**Task:**
Copy everything in the data below exactly except the pictures.

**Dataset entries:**

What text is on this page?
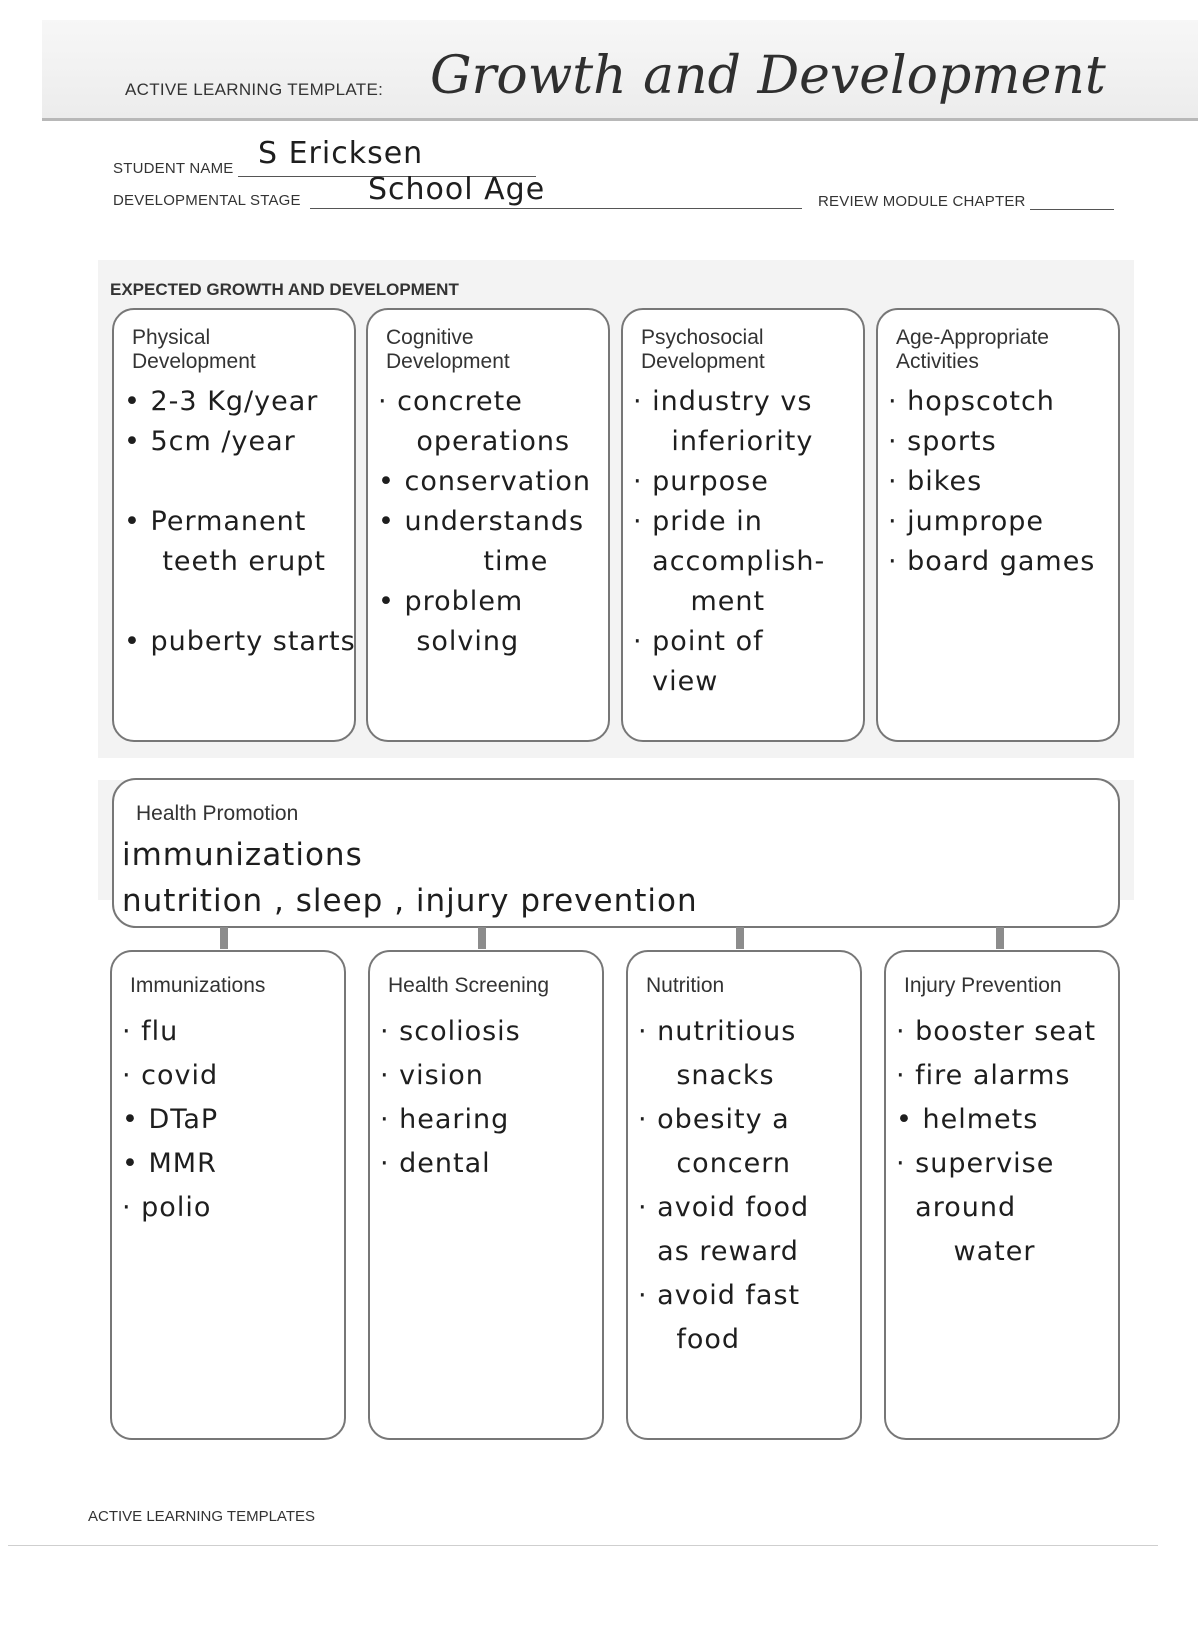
ACTIVE LEARNING TEMPLATE: Growth and Development
STUDENT NAME S Ericksen
DEVELOPMENTAL STAGE School Age	REVIEW MODULE CHAPTER
EXPECTED GROWTH AND DEVELOPMENT
Physical
Development
• 2-3 Kg/year
• 5cm /year

• Permanent
teeth erupt

• puberty starts
Cognitive
Development
· concrete
operations
• conservation
• understands
time
• problem
solving
Psychosocial
Development
· industry vs
inferiority
· purpose
· pride in
accomplish-
ment
· point of
view
Age-Appropriate
Activities
· hopscotch
· sports
· bikes
· jumprope
· board games
Health Promotion
immunizations
nutrition , sleep , injury prevention
Immunizations
· flu
· covid
• DTaP
• MMR
· polio
Health Screening
· scoliosis
· vision
· hearing
· dental
Nutrition
· nutritious
snacks
· obesity a
concern
· avoid food
as reward
· avoid fast
food
Injury Prevention
· booster seat
· fire alarms
• helmets
· supervise
around
water
ACTIVE LEARNING TEMPLATES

**Complete output:**
What text is on this page?
ACTIVE LEARNING TEMPLATE: Growth and Development
STUDENT NAME S Ericksen
DEVELOPMENTAL STAGE School Age	REVIEW MODULE CHAPTER
EXPECTED GROWTH AND DEVELOPMENT
Physical
Development
• 2-3 Kg/year
• 5cm /year

• Permanent
teeth erupt

• puberty starts
Cognitive
Development
· concrete
operations
• conservation
• understands
time
• problem
solving
Psychosocial
Development
· industry vs
inferiority
· purpose
· pride in
accomplish-
ment
· point of
view
Age-Appropriate
Activities
· hopscotch
· sports
· bikes
· jumprope
· board games
Health Promotion
immunizations
nutrition , sleep , injury prevention
Immunizations
· flu
· covid
• DTaP
• MMR
· polio
Health Screening
· scoliosis
· vision
· hearing
· dental
Nutrition
· nutritious
snacks
· obesity a
concern
· avoid food
as reward
· avoid fast
food
Injury Prevention
· booster seat
· fire alarms
• helmets
· supervise
around
water
ACTIVE LEARNING TEMPLATES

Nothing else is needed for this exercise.